[Material to process]
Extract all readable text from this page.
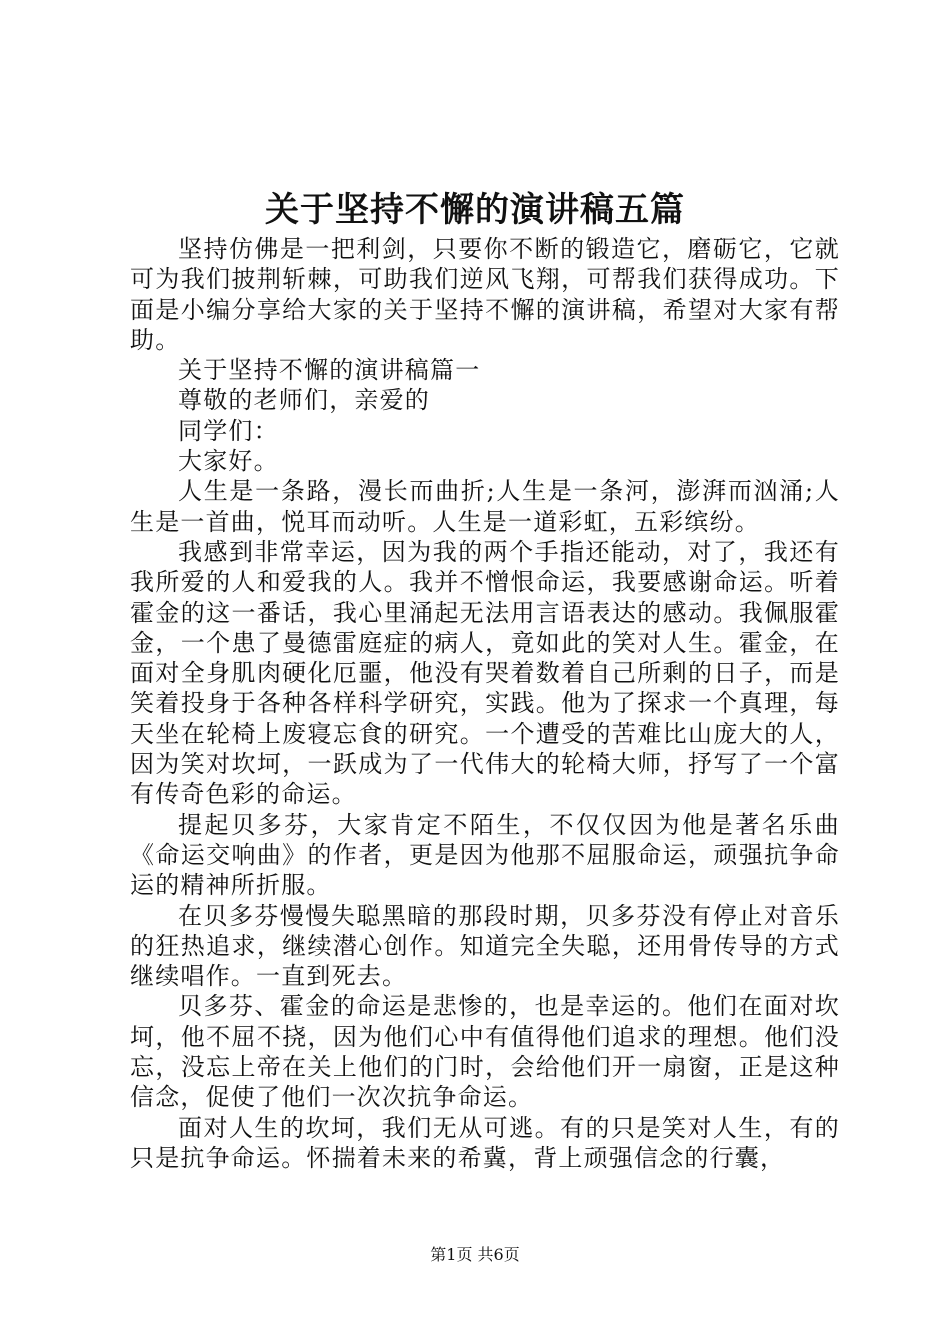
关于坚持不懈的演讲稿五篇

坚持仿佛是一把利剑，只要你不断的锻造它，磨砺它，它就可为我们披荆斩棘，可助我们逆风飞翔，可帮我们获得成功。下面是小编分享给大家的关于坚持不懈的演讲稿，希望对大家有帮助。

关于坚持不懈的演讲稿篇一

尊敬的老师们，亲爱的

同学们：

大家好。

人生是一条路，漫长而曲折;人生是一条河，澎湃而汹涌;人生是一首曲，悦耳而动听。人生是一道彩虹，五彩缤纷。

我感到非常幸运，因为我的两个手指还能动，对了，我还有我所爱的人和爱我的人。我并不憎恨命运，我要感谢命运。听着霍金的这一番话，我心里涌起无法用言语表达的感动。我佩服霍金，一个患了曼德雷庭症的病人，竟如此的笑对人生。霍金，在面对全身肌肉硬化厄噩，他没有哭着数着自己所剩的日子，而是笑着投身于各种各样科学研究，实践。他为了探求一个真理，每天坐在轮椅上废寝忘食的研究。一个遭受的苦难比山庞大的人，因为笑对坎坷，一跃成为了一代伟大的轮椅大师，抒写了一个富有传奇色彩的命运。

提起贝多芬，大家肯定不陌生，不仅仅因为他是著名乐曲《命运交响曲》的作者，更是因为他那不屈服命运，顽强抗争命运的精神所折服。

在贝多芬慢慢失聪黑暗的那段时期，贝多芬没有停止对音乐的狂热追求，继续潜心创作。知道完全失聪，还用骨传导的方式继续唱作。一直到死去。

贝多芬、霍金的命运是悲惨的，也是幸运的。他们在面对坎坷，他不屈不挠，因为他们心中有值得他们追求的理想。他们没忘，没忘上帝在关上他们的门时，会给他们开一扇窗，正是这种信念，促使了他们一次次抗争命运。

面对人生的坎坷，我们无从可逃。有的只是笑对人生，有的只是抗争命运。怀揣着未来的希冀，背上顽强信念的行囊，

第1页 共6页
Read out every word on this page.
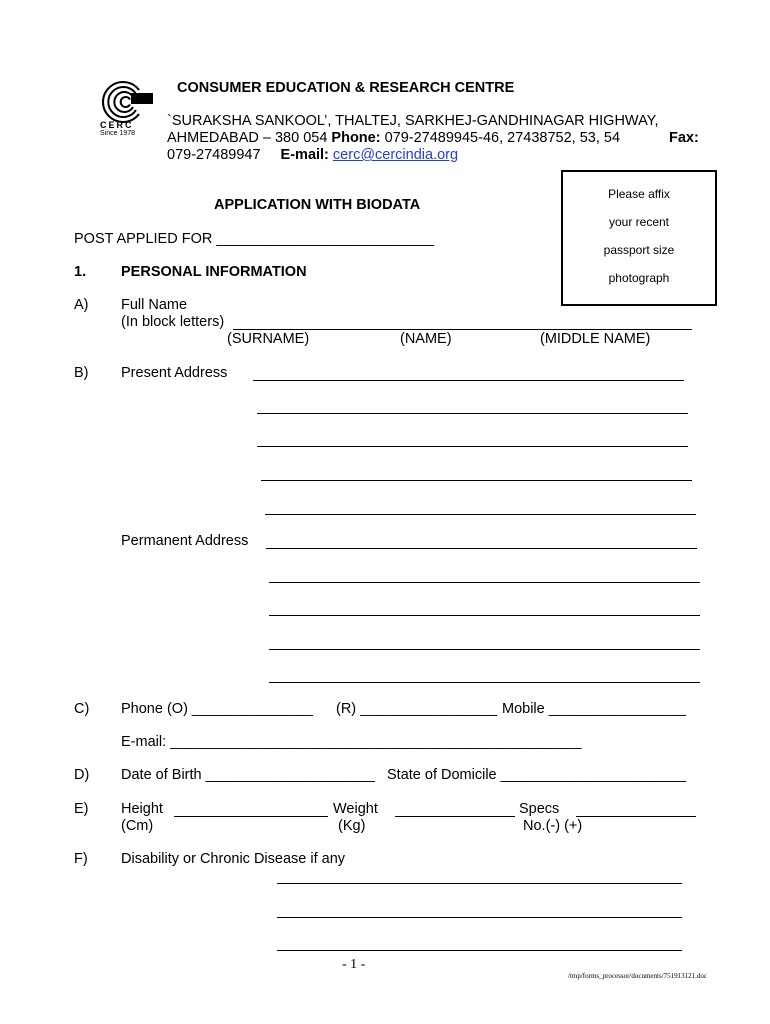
CERC
Since 1978
CONSUMER EDUCATION & RESEARCH CENTRE
`SURAKSHA SANKOOL’, THALTEJ, SARKHEJ-GANDHINAGAR HIGHWAY,
AHMEDABAD – 380 054 Phone: 079-27489945-46, 27438752, 53, 54	Fax:
079-27489947 E-mail: cerc@cercindia.org
Please affix
your recent
passport size
photograph
APPLICATION WITH BIODATA
POST APPLIED FOR ___________________________
1. PERSONAL INFORMATION
A) Full Name
(In block letters)
(SURNAME)	(NAME)	(MIDDLE NAME)
B) Present Address
Permanent Address
C) Phone (O) _______________ (R) _________________ Mobile _________________
E-mail: ___________________________________________________
D) Date of Birth _____________________ State of Domicile _______________________
E) Height	Weight	Specs
(Cm)	(Kg)	No.(-) (+)
F) Disability or Chronic Disease if any
- 1 -
/tmp/forms_processor/documents/751913121.doc
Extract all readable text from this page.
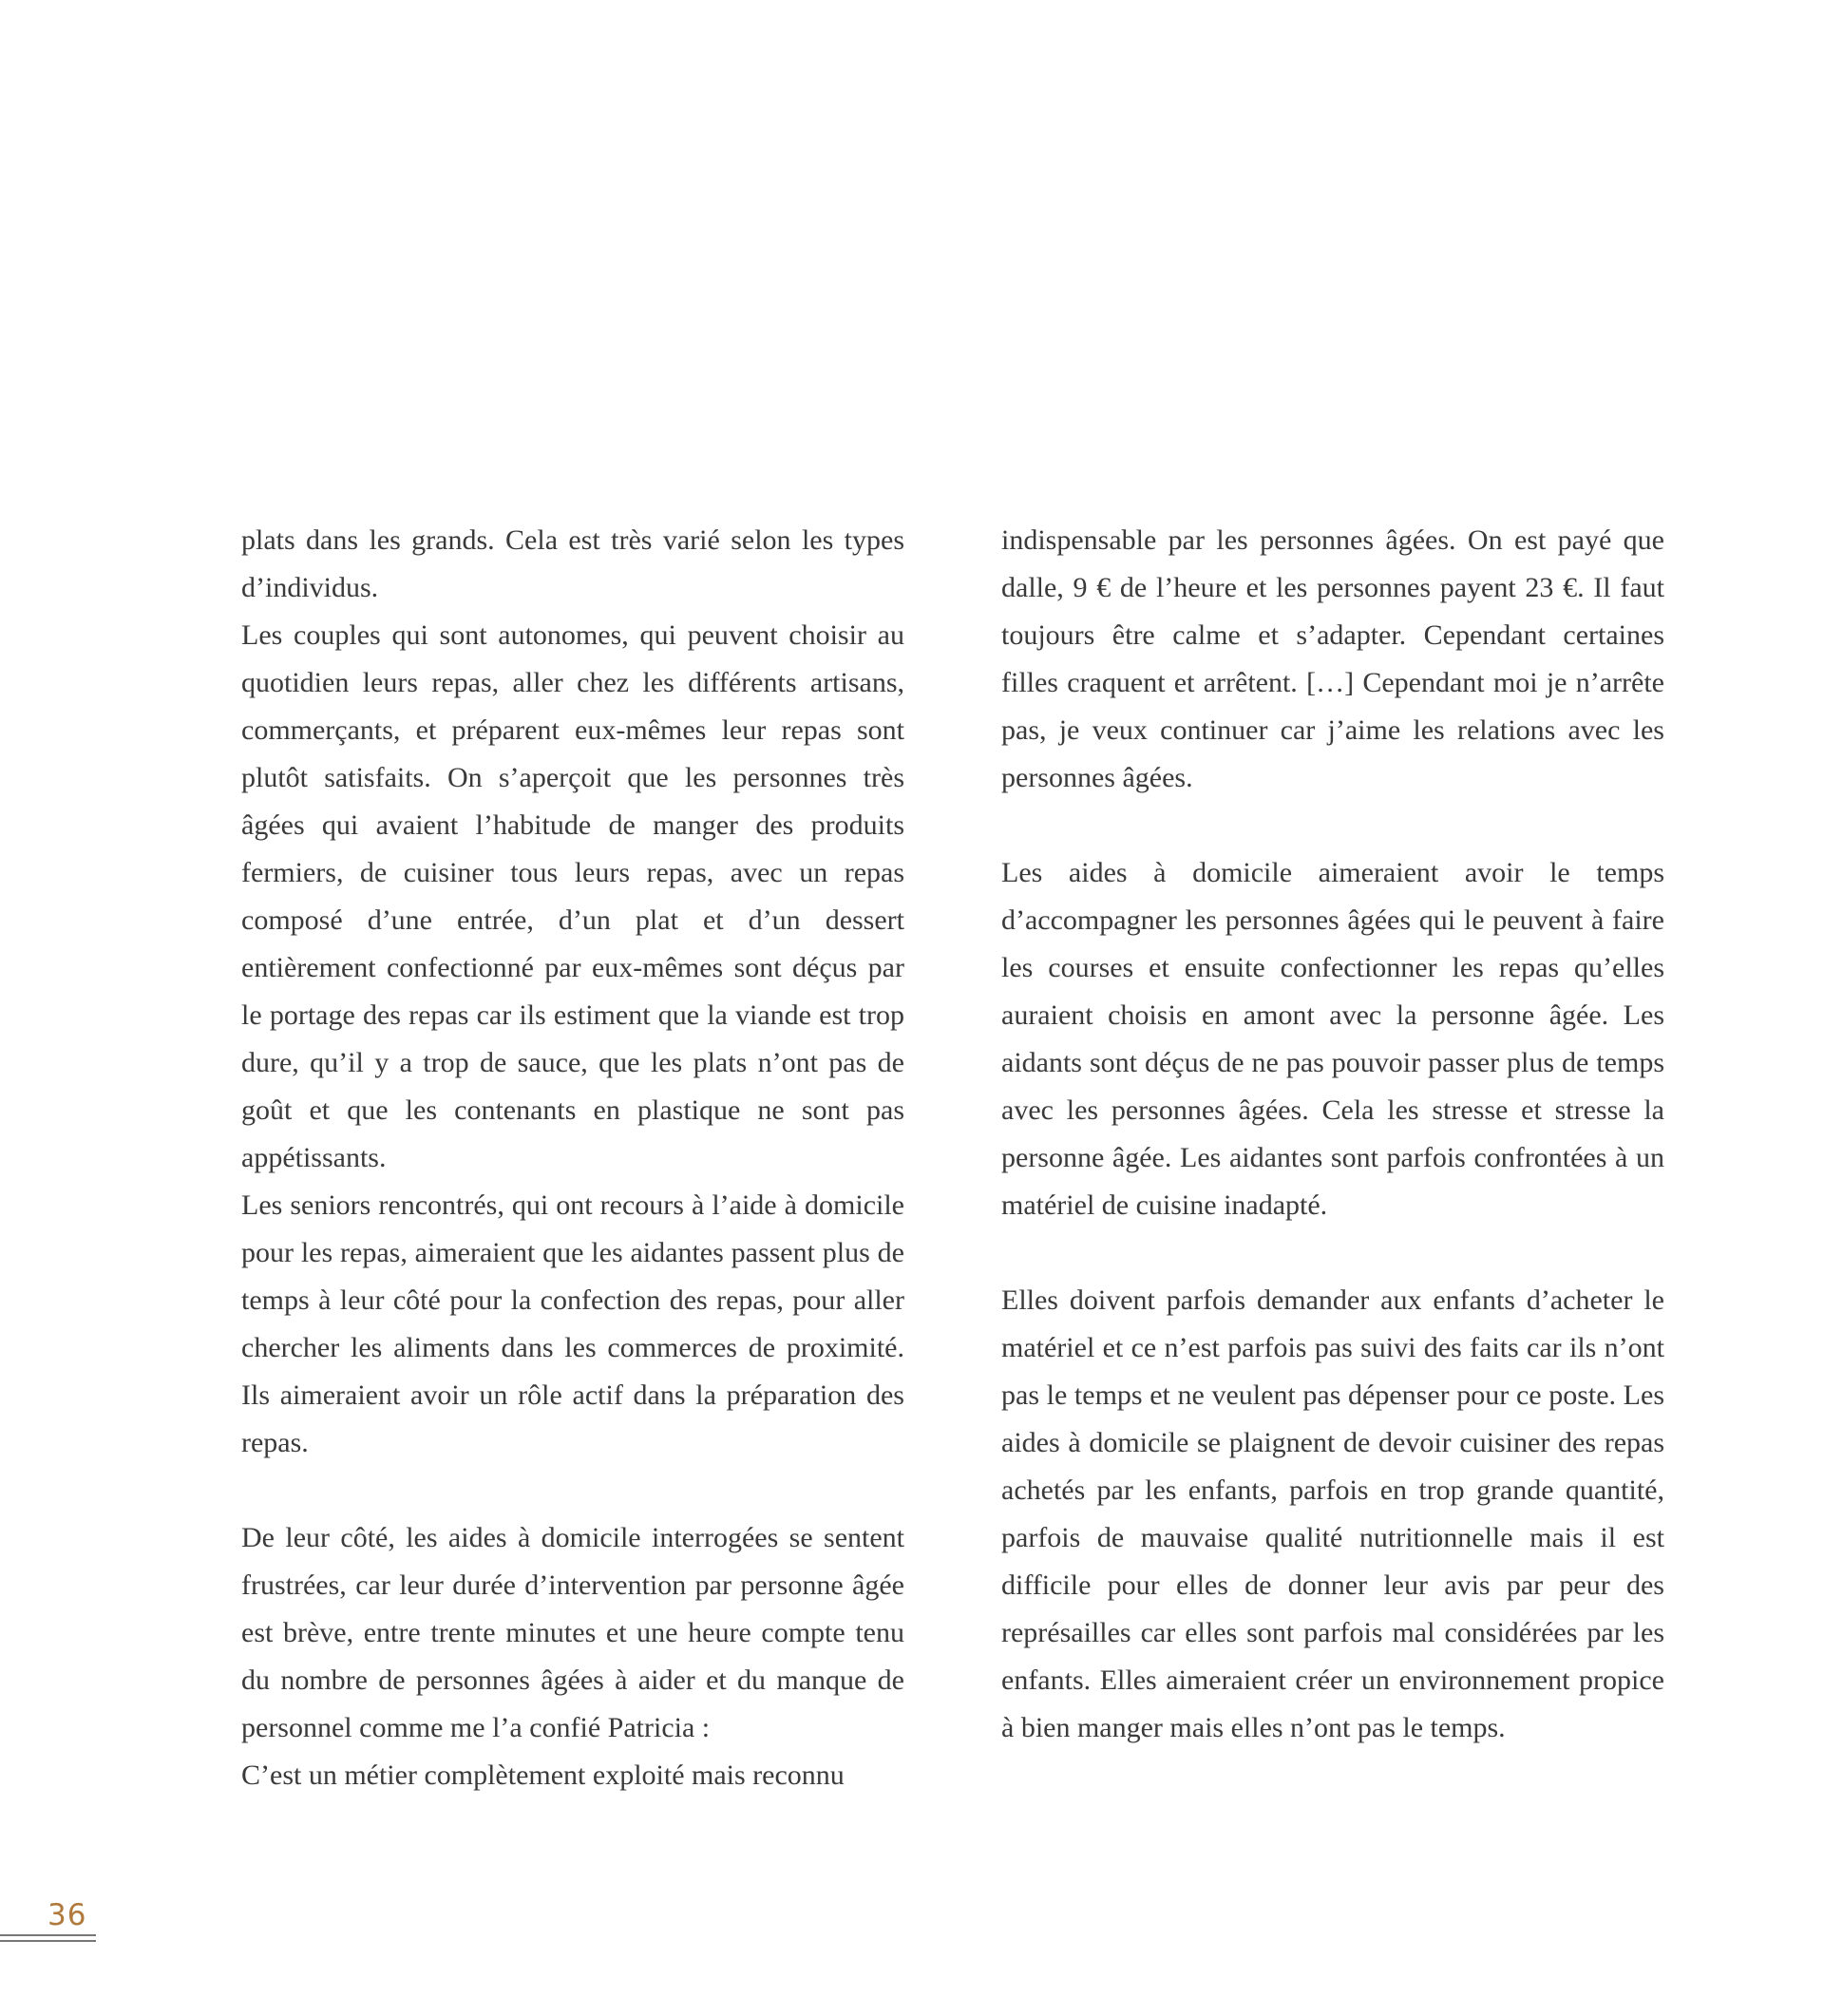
plats dans les grands. Cela est très varié selon les types d’individus.

Les couples qui sont autonomes, qui peuvent choisir au quotidien leurs repas, aller chez les différents artisans, commerçants, et préparent eux-mêmes leur repas sont plutôt satisfaits. On s’aperçoit que les personnes très âgées qui avaient l’habitude de manger des produits fermiers, de cuisiner tous leurs repas, avec un repas composé d’une entrée, d’un plat et d’un dessert entièrement confectionné par eux-mêmes sont déçus par le portage des repas car ils estiment que la viande est trop dure, qu’il y a trop de sauce, que les plats n’ont pas de goût et que les contenants en plastique ne sont pas appétissants.

Les seniors rencontrés, qui ont recours à l’aide à domicile pour les repas, aimeraient que les aidantes passent plus de temps à leur côté pour la confection des repas, pour aller chercher les aliments dans les commerces de proximité. Ils aimeraient avoir un rôle actif dans la préparation des repas.

De leur côté, les aides à domicile interrogées se sentent frustrées, car leur durée d’intervention par personne âgée est brève, entre trente minutes et une heure compte tenu du nombre de personnes âgées à aider et du manque de personnel comme me l’a confié Patricia :

C’est un métier complètement exploité mais reconnu

indispensable par les personnes âgées. On est payé que dalle, 9 € de l’heure et les personnes payent 23 €. Il faut toujours être calme et s’adapter. Cependant certaines filles craquent et arrêtent. […] Cependant moi je n’arrête pas, je veux continuer car j’aime les relations avec les personnes âgées.

Les aides à domicile aimeraient avoir le temps d’accompagner les personnes âgées qui le peuvent à faire les courses et ensuite confectionner les repas qu’elles auraient choisis en amont avec la personne âgée. Les aidants sont déçus de ne pas pouvoir passer plus de temps avec les personnes âgées. Cela les stresse et stresse la personne âgée. Les aidantes sont parfois confrontées à un matériel de cuisine inadapté.

Elles doivent parfois demander aux enfants d’acheter le matériel et ce n’est parfois pas suivi des faits car ils n’ont pas le temps et ne veulent pas dépenser pour ce poste. Les aides à domicile se plaignent de devoir cuisiner des repas achetés par les enfants, parfois en trop grande quantité, parfois de mauvaise qualité nutritionnelle mais il est difficile pour elles de donner leur avis par peur des représailles car elles sont parfois mal considérées par les enfants. Elles aimeraient créer un environnement propice à bien manger mais elles n’ont pas le temps.

36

[Task prompt]
Without the pictures, restate all of the entries above verbatim.

[The completed task]
Extract all readable text from this page.
关于坚持不懈的演讲稿五篇

坚持仿佛是一把利剑，只要你不断的锻造它，磨砺它，它就可为我们披荆斩棘，可助我们逆风飞翔，可帮我们获得成功。下面是小编分享给大家的关于坚持不懈的演讲稿，希望对大家有帮助。

关于坚持不懈的演讲稿篇一

尊敬的老师们，亲爱的

同学们：

大家好。

人生是一条路，漫长而曲折;人生是一条河，澎湃而汹涌;人生是一首曲，悦耳而动听。人生是一道彩虹，五彩缤纷。

我感到非常幸运，因为我的两个手指还能动，对了，我还有我所爱的人和爱我的人。我并不憎恨命运，我要感谢命运。听着霍金的这一番话，我心里涌起无法用言语表达的感动。我佩服霍金，一个患了曼德雷庭症的病人，竟如此的笑对人生。霍金，在面对全身肌肉硬化厄噩，他没有哭着数着自己所剩的日子，而是笑着投身于各种各样科学研究，实践。他为了探求一个真理，每天坐在轮椅上废寝忘食的研究。一个遭受的苦难比山庞大的人，因为笑对坎坷，一跃成为了一代伟大的轮椅大师，抒写了一个富有传奇色彩的命运。

提起贝多芬，大家肯定不陌生，不仅仅因为他是著名乐曲《命运交响曲》的作者，更是因为他那不屈服命运，顽强抗争命运的精神所折服。

在贝多芬慢慢失聪黑暗的那段时期，贝多芬没有停止对音乐的狂热追求，继续潜心创作。知道完全失聪，还用骨传导的方式继续唱作。一直到死去。

贝多芬、霍金的命运是悲惨的，也是幸运的。他们在面对坎坷，他不屈不挠，因为他们心中有值得他们追求的理想。他们没忘，没忘上帝在关上他们的门时，会给他们开一扇窗，正是这种信念，促使了他们一次次抗争命运。

面对人生的坎坷，我们无从可逃。有的只是笑对人生，有的只是抗争命运。怀揣着未来的希冀，背上顽强信念的行囊，

第1页 共6页
Read out every word on this page.
CERC
Since 1978
CONSUMER EDUCATION & RESEARCH CENTRE
`SURAKSHA SANKOOL’, THALTEJ, SARKHEJ-GANDHINAGAR HIGHWAY,
AHMEDABAD – 380 054 Phone: 079-27489945-46, 27438752, 53, 54	Fax:
079-27489947 E-mail: cerc@cercindia.org
Please affix
your recent
passport size
photograph
APPLICATION WITH BIODATA
POST APPLIED FOR ___________________________
1. PERSONAL INFORMATION
A) Full Name
(In block letters)
(SURNAME)	(NAME)	(MIDDLE NAME)
B) Present Address
Permanent Address
C) Phone (O) _______________ (R) _________________ Mobile _________________
E-mail: ___________________________________________________
D) Date of Birth _____________________ State of Domicile _______________________
E) Height	Weight	Specs
(Cm)	(Kg)	No.(-) (+)
F) Disability or Chronic Disease if any
- 1 -
/tmp/forms_processor/documents/751913121.doc
Extract all readable text from this page.
plats dans les grands. Cela est très varié selon les types d’individus.

Les couples qui sont autonomes, qui peuvent choisir au quotidien leurs repas, aller chez les différents artisans, commerçants, et préparent eux-mêmes leur repas sont plutôt satisfaits. On s’aperçoit que les personnes très âgées qui avaient l’habitude de manger des produits fermiers, de cuisiner tous leurs repas, avec un repas composé d’une entrée, d’un plat et d’un dessert entièrement confectionné par eux-mêmes sont déçus par le portage des repas car ils estiment que la viande est trop dure, qu’il y a trop de sauce, que les plats n’ont pas de goût et que les contenants en plastique ne sont pas appétissants.

Les seniors rencontrés, qui ont recours à l’aide à domicile pour les repas, aimeraient que les aidantes passent plus de temps à leur côté pour la confection des repas, pour aller chercher les aliments dans les commerces de proximité. Ils aimeraient avoir un rôle actif dans la préparation des repas.

De leur côté, les aides à domicile interrogées se sentent frustrées, car leur durée d’intervention par personne âgée est brève, entre trente minutes et une heure compte tenu du nombre de personnes âgées à aider et du manque de personnel comme me l’a confié Patricia :

C’est un métier complètement exploité mais reconnu

indispensable par les personnes âgées. On est payé que dalle, 9 € de l’heure et les personnes payent 23 €. Il faut toujours être calme et s’adapter. Cependant certaines filles craquent et arrêtent. […] Cependant moi je n’arrête pas, je veux continuer car j’aime les relations avec les personnes âgées.

Les aides à domicile aimeraient avoir le temps d’accompagner les personnes âgées qui le peuvent à faire les courses et ensuite confectionner les repas qu’elles auraient choisis en amont avec la personne âgée. Les aidants sont déçus de ne pas pouvoir passer plus de temps avec les personnes âgées. Cela les stresse et stresse la personne âgée. Les aidantes sont parfois confrontées à un matériel de cuisine inadapté.

Elles doivent parfois demander aux enfants d’acheter le matériel et ce n’est parfois pas suivi des faits car ils n’ont pas le temps et ne veulent pas dépenser pour ce poste. Les aides à domicile se plaignent de devoir cuisiner des repas achetés par les enfants, parfois en trop grande quantité, parfois de mauvaise qualité nutritionnelle mais il est difficile pour elles de donner leur avis par peur des représailles car elles sont parfois mal considérées par les enfants. Elles aimeraient créer un environnement propice à bien manger mais elles n’ont pas le temps.

36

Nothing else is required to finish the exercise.